> _TASK DESCRIPTION_:
In the material below, identify each line bearing the word "name". Reproduce those lines.

> _DATA RECORDS_:
— Start —
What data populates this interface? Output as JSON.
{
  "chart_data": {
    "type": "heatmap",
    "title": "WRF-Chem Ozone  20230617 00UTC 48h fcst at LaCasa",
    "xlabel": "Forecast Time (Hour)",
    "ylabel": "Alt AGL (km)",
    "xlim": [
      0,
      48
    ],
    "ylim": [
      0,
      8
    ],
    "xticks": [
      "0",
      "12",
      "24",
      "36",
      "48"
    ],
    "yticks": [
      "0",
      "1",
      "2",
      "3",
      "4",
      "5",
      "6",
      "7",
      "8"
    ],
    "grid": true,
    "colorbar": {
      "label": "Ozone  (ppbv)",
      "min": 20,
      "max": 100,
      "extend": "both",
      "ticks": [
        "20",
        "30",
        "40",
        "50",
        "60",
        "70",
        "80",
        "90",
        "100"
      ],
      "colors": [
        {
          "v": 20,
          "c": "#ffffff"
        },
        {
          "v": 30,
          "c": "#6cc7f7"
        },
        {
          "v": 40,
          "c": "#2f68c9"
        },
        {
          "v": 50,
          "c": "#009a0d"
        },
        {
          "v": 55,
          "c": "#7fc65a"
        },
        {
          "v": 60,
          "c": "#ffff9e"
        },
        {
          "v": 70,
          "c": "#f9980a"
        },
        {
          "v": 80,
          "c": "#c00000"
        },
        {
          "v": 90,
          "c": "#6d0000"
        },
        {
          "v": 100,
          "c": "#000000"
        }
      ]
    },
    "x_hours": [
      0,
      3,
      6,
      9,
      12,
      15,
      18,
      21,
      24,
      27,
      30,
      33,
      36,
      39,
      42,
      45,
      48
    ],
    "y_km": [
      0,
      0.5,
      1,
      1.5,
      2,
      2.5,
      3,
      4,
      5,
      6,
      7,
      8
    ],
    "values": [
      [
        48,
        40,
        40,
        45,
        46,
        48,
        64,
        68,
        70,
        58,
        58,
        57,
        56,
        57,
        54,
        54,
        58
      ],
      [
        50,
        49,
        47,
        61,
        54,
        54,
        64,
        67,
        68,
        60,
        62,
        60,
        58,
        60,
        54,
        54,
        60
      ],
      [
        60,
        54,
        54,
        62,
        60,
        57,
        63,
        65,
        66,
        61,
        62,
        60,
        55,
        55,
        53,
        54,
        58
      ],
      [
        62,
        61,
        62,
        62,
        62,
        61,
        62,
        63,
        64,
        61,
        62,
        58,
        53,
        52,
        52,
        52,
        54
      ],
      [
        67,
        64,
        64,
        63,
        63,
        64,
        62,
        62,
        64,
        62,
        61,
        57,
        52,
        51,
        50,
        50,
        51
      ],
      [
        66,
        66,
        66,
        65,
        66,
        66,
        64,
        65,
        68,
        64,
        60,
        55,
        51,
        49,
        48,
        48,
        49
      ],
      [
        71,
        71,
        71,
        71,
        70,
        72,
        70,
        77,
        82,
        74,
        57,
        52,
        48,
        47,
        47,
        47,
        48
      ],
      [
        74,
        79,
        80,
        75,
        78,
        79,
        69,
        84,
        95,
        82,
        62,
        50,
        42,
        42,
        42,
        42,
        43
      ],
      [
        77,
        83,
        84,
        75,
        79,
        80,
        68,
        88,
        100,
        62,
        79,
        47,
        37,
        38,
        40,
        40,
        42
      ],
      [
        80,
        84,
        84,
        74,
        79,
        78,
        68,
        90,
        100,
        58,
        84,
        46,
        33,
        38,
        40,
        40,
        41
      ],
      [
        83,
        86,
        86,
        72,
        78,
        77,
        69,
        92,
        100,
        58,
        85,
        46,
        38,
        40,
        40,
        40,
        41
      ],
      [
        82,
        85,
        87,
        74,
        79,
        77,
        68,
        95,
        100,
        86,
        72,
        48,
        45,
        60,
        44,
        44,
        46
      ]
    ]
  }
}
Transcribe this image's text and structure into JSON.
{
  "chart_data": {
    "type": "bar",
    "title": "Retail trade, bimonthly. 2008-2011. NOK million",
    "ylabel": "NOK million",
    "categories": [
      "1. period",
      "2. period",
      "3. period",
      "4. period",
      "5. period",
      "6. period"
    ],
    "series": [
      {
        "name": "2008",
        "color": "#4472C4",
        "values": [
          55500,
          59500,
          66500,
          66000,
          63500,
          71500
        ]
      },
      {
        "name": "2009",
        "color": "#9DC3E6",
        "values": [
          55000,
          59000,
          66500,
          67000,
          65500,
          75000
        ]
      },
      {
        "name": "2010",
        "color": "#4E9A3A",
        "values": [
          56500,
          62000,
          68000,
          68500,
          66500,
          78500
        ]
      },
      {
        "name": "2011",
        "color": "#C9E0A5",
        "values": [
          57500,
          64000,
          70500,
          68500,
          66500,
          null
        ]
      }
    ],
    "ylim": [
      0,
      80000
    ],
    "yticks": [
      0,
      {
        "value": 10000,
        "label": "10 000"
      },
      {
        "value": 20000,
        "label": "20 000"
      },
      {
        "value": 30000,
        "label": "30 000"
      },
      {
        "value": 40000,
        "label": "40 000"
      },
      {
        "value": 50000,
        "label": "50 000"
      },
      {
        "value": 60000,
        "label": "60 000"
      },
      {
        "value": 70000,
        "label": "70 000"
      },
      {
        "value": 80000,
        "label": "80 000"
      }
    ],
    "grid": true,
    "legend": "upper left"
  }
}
— End —
> _RESPONSE TO THIS EXERCISE_:
        "name": "2008",
        "name": "2009",
        "name": "2010",
        "name": "2011",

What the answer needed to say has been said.